Фонвизины вели родословную от рыцаря ордена меченосцев Берндта Вольдемара фон Виссин. В одном из сражений Ливонской войны, закончившейся в 1583 году, он был пленён русскими и перешёл на службу к царю Ивану 4-му, получив имя Пётр Владимирович. За отличную службу царь, расщедрившись, подарил ему несколько деревень. От него пошли сыновья Борис, Денис и Юрий. Один из них, Борис, вместе с отцом вскоре был убит, не оставив потомства.

Во время польской интервенции и обороны Москвы в боях отличился ротмистр Денис Петрович (Берндтович) фон Виссин. За верность Московскому государству царь пожаловал ему несколько поместий. Сыновья Дениса Петровича пошли по стопам отца, а один из них – Денис Денисович, ставший писаться фон Висиным, дослужился до чина рейтарского полковника. В четвёртом поколении Фонвизины приняли православие.

Первый из этого славного рода, кто начал писать свою фамилию Фон-Визин, был Иван Андреевич, родившийся в 1705 году. Он дослужился до статского советника и члена Ревизион-Коллегии. В российской Табели о рангах этот гражданский чин 5-го класса соответствовал должности вице-директора департамента, вице-губернатора, председателя казённой палаты и чинам бригадира армии и капитан-командора флота. По мнению современников, он был человеком весьма рассудительным и слыл знатоком нравоучительных сочинений.

Иван Андреевич женился дважды. Вторая его жена, Екатерина Васильевна, в девичестве Дмитриева-Мамонова – родная тётка любимца Екатерины 2-й графа Александра Матвеевича Дмитриева-Мамонова, родила восемь детей. Один из них, Денис, прославился созданием первых русских комедий. Другой, Павел, дослужился до действительного статского советника. Стал должностным лицом – товарищем московского губернатора, председателем московской палаты уголовного суда, пятым директором Московского университета, а в 1796 году был назначен сенатором. Он слыл поэтом, и кроме стихов писал статьи.

Павел Иванович, как и его отец, женился дважды. Первая жена, Мария Петровна, в девичестве Лопухина, подарила тридцатипятилетнему директору Московского университета дочь Марию, а через пять лет сына Сергея. Сергей Павлович, став коллежским асессором, действительным статским советником и предводителем дворянства Клинского уезда, как все Фонвизины до него, честно служил отечеству и умер за год до отмены крепостного права.

• _Данные о размещении элементов_
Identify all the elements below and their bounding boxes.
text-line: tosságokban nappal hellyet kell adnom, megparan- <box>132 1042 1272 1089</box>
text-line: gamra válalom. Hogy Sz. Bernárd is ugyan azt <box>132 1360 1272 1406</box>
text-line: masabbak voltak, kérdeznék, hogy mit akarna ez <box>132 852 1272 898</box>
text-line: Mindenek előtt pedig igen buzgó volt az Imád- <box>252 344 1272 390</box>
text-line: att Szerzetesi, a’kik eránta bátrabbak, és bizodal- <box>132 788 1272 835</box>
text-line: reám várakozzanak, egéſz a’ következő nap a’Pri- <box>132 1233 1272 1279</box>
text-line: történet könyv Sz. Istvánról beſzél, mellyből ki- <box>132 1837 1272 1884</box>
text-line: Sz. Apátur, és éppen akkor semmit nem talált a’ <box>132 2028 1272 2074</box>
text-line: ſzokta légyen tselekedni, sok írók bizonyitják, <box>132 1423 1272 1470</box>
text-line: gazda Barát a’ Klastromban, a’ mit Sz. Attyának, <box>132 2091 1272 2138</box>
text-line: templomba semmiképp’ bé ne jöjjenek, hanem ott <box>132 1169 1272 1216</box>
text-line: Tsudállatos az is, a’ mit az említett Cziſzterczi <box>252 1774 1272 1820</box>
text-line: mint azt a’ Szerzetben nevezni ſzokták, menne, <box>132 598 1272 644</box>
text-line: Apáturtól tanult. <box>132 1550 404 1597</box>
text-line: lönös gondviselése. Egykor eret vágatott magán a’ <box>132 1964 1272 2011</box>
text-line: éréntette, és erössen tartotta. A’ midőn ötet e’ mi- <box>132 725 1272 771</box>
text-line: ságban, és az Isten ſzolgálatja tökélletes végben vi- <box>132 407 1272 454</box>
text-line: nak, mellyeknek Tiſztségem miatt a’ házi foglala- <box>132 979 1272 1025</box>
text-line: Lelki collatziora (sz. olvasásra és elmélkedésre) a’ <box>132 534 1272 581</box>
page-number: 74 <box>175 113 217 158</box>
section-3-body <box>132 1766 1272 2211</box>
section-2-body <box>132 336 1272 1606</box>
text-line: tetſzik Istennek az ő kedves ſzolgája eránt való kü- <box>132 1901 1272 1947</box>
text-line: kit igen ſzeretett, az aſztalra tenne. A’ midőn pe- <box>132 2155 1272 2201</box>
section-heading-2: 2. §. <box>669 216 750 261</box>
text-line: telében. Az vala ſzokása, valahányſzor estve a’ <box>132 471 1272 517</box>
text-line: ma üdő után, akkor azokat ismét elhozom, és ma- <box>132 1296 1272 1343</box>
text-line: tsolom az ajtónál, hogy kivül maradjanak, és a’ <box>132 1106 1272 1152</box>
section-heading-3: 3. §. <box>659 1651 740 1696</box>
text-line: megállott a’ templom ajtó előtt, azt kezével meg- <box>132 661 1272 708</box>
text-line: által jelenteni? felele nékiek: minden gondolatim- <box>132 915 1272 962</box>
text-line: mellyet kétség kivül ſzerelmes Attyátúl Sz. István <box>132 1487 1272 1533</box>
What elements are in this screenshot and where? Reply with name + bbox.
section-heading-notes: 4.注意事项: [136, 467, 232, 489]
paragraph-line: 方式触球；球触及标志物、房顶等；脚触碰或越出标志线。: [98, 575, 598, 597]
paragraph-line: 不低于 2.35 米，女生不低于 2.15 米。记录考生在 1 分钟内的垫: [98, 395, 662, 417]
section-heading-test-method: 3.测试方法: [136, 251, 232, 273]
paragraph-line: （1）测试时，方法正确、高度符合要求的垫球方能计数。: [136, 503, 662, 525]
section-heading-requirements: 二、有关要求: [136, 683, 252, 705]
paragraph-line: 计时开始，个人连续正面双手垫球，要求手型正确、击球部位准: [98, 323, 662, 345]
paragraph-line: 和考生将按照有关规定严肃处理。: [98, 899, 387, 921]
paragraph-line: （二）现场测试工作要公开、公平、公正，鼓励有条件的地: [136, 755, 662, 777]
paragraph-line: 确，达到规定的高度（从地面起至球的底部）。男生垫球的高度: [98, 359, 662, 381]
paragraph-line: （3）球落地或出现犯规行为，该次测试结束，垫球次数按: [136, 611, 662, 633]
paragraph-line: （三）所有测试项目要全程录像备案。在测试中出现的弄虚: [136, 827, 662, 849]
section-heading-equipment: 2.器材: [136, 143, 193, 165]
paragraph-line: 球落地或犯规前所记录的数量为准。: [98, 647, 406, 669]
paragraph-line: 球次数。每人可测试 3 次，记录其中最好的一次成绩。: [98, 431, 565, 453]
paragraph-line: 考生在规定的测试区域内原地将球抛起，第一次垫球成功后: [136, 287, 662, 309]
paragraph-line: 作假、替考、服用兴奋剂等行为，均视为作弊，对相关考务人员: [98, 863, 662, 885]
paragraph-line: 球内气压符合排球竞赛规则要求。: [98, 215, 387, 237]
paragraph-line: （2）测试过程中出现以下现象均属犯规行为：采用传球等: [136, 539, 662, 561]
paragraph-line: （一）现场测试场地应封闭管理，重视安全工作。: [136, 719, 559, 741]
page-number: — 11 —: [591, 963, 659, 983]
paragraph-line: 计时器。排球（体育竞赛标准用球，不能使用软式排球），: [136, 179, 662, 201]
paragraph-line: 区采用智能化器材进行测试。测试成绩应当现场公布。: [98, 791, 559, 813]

• _Что нужно сделать_
A – Определите, согласуются ли с текстом о роде Фонвизиных три утверждения. Для каждого ответьте «да» или «нет» и приведите точную цитату из текста, которая это решает: (i) Ливонская война закончилась в 1583 году; (ii) Борис, сын Берндта Вольдемара фон Виссин, оставил потомство; (iii) Павел Иванович был назначен сенатором в 1796 году.
B – Перепишите дословно часть текста о роде Фонвизиных от слов «Фонвизины вели родословную» до слов «Фонвизины приняли православие.» включительно.
Строки для работы не понадобятся.

• _Решения_
A –
(i) Да: «закончившейся в 1583 году».
(ii) Нет: «не оставив потомства».
(iii) Да: «а в 1796 году был назначен сенатором».

B –
Фонвизины вели родословную от рыцаря ордена меченосцев Берндта Вольдемара фон Виссин. В одном из сражений Ливонской войны, закончившейся в 1583 году, он был пленён русскими и перешёл на службу к царю Ивану 4-му, получив имя Пётр Владимирович. За отличную службу царь, расщедрившись, подарил ему несколько деревень. От него пошли сыновья Борис, Денис и Юрий. Один из них, Борис, вместе с отцом вскоре был убит, не оставив потомства.

Во время польской интервенции и обороны Москвы в боях отличился ротмистр Денис Петрович (Берндтович) фон Виссин. За верность Московскому государству царь пожаловал ему несколько поместий. Сыновья Дениса Петровича пошли по стопам отца, а один из них – Денис Денисович, ставший писаться фон Висиным, дослужился до чина рейтарского полковника. В четвёртом поколении Фонвизины приняли православие.